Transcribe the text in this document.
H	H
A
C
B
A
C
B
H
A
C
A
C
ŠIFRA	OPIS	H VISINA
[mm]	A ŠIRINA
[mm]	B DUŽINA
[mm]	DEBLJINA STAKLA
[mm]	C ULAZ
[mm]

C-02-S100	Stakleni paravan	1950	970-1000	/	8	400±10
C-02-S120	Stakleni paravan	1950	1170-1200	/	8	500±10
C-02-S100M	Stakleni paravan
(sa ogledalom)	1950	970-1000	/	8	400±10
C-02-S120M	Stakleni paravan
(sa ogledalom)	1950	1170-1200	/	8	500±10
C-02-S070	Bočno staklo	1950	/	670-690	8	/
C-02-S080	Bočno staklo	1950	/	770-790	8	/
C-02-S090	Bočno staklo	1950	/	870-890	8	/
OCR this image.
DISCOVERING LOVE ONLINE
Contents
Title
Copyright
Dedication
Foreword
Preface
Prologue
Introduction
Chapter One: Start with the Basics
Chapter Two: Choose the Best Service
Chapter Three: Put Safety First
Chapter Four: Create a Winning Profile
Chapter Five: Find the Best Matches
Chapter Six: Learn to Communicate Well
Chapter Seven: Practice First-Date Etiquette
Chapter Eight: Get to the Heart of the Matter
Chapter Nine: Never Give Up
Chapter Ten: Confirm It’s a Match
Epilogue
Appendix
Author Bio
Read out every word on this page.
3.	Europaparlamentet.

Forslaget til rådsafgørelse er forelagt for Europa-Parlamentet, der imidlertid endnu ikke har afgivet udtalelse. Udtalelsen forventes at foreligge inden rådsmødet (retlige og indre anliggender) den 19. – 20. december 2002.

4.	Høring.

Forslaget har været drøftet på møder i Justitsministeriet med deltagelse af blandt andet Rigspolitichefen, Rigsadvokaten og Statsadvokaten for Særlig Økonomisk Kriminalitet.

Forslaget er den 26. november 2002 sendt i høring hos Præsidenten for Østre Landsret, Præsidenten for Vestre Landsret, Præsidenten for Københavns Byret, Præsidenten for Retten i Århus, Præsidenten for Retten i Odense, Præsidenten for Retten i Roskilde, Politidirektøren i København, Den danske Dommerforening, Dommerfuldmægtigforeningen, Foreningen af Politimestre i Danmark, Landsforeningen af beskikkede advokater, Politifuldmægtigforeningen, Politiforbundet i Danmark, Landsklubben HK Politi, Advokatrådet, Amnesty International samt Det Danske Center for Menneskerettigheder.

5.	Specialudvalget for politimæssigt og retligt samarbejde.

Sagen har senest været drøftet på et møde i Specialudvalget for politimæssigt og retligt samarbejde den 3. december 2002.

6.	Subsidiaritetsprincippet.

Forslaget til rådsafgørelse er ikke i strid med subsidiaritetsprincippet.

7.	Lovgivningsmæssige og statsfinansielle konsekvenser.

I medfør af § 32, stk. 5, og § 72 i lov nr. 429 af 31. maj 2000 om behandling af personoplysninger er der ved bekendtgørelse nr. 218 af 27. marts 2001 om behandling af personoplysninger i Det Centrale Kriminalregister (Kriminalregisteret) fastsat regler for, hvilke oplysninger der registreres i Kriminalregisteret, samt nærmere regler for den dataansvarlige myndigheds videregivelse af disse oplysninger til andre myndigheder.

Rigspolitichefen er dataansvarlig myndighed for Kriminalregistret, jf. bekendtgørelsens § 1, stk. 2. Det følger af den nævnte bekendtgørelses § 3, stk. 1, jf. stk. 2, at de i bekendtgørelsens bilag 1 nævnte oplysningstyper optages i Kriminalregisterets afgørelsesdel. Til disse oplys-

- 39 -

────────────────────────────────────────

Indicate how many lines of the material include the word "Best"; the number alone is required.

### WRITTEN RESPONSE
2